Work instruction 1:
Answer these questions about the passage on LogicHub's SOC:
(a) How many automated detections are in LogicHub's library?
(b) What is the process that reviews the alert repository called?
(c) What happens when the Smart Case Creator finds a case already open for the actor/asset?
Work instruction 2: Write the next part of the passage on LogicHub's SOC, picking up after its closing question.

[Opening Document segment section]

Bottom line – all of these problems can be ascribed to a single common root cause – presenting the information to human analysts before it is ready for a human decision.

How LogicHub avoids or solves these issues in our own SOC
LogicHub’s SOC is no different from any other in the sense that we have a security stack generating a large number of events and alerts that our analysts have to get through on behalf of our customers. In fact, we allow our individual customers to bring their preferred tools to the table and we have to monitor and analyze alerts from all of them. In order to deliver detection and response services it’s critical for our SOC to leverage automation to allow them to operate with efficiency and the accuracy and speed that our customers demand.

So how do we do that?

  1. We have a library of > 800 automated detections for indicators of compromise currently spanning more than 35 types of products and log sources (we have existing integrations for 100s more)
  2. These detections automatically identify IOCs,map them to a MITRE ATT&CK Tactic/Technique, assign a risk score for the IOC, and then write to an intermediate alert repository
  3. The alert repository is automatically reviewed by another process (we call it the metaflow) that searches across all IOCs (alerts), develops a risk score for the aggregated alerts, and finally delivers the aggregated results to our Smart Case Creator
  4. Smart Case Creator looks at existing cases, and,
    1. If a case is already open for the actor/asset, the platform appends new information to the existing case.
    2. If a matching case is not found, the platform opens a new case
  5. Created cases are enriched and verified by automated triage playbooks to automate many common level 1 analyst tasks.
  6. Whenever the process allows, the case is automatically resolved and closed.
  7. Those cases that are left are then analyzed by LogicHub’s security analysts, who can invoke other automated commands to speed investigation and triage. These commands and processes may automate tasks like email delivery or request responses through pre-built forms to standardize communications, speed communication times, and reduce required analyst actions

What does that actually look like in practice?

[Closing Document segment section]
[Opening Information supplied section]

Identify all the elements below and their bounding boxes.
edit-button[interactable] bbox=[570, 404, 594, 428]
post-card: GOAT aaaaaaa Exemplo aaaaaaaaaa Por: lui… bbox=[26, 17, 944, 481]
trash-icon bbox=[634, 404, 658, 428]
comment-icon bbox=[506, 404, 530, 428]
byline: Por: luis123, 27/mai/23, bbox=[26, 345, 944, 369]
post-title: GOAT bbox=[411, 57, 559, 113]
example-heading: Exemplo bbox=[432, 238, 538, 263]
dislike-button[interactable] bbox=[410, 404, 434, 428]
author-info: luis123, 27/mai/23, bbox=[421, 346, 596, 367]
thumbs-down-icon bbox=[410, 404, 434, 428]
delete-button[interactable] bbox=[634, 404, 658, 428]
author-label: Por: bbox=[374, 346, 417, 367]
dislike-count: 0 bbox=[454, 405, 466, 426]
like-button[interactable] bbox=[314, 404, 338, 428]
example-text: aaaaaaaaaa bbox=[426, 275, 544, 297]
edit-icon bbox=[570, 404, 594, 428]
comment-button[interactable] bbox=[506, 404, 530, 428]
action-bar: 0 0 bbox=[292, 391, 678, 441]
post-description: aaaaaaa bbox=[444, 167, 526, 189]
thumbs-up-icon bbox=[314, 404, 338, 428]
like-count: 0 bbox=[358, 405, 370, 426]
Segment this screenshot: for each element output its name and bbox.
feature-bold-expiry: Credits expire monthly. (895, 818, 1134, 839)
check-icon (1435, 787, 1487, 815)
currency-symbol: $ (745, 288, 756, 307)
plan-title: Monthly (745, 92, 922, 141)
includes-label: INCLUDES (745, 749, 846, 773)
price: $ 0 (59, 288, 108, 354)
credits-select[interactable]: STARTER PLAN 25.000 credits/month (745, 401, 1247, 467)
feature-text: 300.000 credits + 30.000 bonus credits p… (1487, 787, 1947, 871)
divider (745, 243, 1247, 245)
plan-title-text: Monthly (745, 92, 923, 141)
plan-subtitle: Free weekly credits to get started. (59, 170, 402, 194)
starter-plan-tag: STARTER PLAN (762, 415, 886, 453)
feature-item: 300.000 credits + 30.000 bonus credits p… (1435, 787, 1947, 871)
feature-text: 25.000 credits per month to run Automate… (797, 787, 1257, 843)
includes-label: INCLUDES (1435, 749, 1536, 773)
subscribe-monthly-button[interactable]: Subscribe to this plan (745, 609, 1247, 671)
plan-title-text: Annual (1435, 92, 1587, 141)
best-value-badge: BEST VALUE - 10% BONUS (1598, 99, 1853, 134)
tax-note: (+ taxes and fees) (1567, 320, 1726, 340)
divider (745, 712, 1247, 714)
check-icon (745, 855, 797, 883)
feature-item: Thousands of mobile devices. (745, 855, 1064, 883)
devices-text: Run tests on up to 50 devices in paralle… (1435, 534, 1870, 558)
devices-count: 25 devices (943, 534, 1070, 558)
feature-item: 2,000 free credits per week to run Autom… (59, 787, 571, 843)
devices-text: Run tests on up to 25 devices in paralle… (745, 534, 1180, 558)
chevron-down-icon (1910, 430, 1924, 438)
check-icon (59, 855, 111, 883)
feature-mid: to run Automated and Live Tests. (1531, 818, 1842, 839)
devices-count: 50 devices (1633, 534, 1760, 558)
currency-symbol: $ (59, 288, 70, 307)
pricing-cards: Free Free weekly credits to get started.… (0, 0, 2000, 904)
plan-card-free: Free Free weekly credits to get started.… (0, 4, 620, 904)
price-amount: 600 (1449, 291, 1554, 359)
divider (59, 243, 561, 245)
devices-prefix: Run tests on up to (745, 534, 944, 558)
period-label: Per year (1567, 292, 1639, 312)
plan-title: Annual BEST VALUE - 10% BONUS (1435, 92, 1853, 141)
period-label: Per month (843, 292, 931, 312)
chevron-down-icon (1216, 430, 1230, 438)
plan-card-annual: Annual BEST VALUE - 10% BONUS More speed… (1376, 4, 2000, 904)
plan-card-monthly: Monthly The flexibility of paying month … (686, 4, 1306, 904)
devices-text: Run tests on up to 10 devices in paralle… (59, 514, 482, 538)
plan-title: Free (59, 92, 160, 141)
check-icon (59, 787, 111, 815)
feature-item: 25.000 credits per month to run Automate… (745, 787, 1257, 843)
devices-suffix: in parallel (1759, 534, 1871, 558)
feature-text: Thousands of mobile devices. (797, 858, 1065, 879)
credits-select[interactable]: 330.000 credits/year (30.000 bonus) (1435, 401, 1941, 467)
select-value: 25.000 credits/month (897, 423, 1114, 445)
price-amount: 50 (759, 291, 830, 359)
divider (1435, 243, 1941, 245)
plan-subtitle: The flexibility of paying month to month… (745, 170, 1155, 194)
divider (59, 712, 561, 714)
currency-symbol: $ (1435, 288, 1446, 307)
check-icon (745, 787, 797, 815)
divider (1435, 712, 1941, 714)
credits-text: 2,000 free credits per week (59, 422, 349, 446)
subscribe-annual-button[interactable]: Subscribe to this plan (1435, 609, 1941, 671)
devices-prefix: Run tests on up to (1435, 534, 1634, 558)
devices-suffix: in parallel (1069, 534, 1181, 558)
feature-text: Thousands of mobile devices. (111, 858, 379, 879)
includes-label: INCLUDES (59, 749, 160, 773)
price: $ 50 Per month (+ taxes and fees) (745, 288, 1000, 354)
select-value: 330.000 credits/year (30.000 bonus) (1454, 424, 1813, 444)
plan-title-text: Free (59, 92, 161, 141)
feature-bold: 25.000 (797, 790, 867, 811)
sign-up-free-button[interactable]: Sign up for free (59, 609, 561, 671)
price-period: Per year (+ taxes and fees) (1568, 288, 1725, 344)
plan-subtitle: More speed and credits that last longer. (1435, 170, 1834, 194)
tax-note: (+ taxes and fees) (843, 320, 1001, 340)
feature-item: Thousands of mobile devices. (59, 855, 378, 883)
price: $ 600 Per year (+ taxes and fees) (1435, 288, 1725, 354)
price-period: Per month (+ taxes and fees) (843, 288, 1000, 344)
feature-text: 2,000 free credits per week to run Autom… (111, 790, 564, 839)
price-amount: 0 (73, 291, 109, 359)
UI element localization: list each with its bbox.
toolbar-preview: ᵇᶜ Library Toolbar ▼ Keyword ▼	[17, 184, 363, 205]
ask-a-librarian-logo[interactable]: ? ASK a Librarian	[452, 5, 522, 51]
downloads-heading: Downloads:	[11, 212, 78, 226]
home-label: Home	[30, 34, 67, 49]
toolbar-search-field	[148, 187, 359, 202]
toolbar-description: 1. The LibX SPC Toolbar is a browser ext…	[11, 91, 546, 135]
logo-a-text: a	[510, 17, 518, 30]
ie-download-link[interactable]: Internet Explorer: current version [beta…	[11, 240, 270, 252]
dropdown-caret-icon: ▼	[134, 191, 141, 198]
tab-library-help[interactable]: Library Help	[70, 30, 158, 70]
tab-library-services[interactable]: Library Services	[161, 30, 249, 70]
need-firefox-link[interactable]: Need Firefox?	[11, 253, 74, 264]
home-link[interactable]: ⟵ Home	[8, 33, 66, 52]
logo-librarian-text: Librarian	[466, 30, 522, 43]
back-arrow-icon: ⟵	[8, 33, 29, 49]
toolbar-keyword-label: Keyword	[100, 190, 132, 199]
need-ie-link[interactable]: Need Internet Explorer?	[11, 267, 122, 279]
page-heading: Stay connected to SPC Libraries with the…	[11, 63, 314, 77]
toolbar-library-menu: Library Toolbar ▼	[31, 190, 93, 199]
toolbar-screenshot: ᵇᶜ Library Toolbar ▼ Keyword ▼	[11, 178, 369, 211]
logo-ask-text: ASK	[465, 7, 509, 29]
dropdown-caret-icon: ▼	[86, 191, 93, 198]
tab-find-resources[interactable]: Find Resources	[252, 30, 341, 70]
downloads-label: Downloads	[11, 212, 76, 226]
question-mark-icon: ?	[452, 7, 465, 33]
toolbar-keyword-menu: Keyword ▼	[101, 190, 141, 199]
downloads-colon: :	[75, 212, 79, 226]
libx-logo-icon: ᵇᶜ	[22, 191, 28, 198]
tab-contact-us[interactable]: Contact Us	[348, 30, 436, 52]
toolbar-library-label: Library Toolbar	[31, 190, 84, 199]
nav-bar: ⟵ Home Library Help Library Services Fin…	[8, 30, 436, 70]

[Closing Information supplied section]

Output 1:
(a) More than 800.
(b) The metaflow.
(c) The platform appends the new information to the existing case.

Output 2:
The bottom line is that by storing events in the intermediary data store, LogicHub avoids efficiency problems caused when alerts have exceedingly low thresholds or trigger false positives. The ability of our platform, either within the initial detection or the subsequent triage, to automatically perform additional enrichment and verification of activity ensures that cases are verified and ready for review by the time they are created. By scoring the aggregation of alerts in the platform by the user and asset performed, we are able to prioritize cases by risk, allowing analysts to identify the threats of greatest concern first.

A sample attack scenario to show this in action:

In this scenario, the event became interesting when the collective of all user actions was aggregated into a single story. Traditional SIEM detection solutions might create 6 or more tickets for this one event. These events may or may not be worked by the same security analyst, and even if they do, it becomes difficult for the analyst to manually recall and join all the activities into a single story. This also assumes that they have the capacity to investigate the alerts because there were 12,000 other alerts for attachments, powershell, scheduled tasks, and suspect network communications that same day.

In contrast, LogicHub creates one case for the analysts and can support automated triage playbooks to notify the user, look for other related attack activity and perform remediation activities.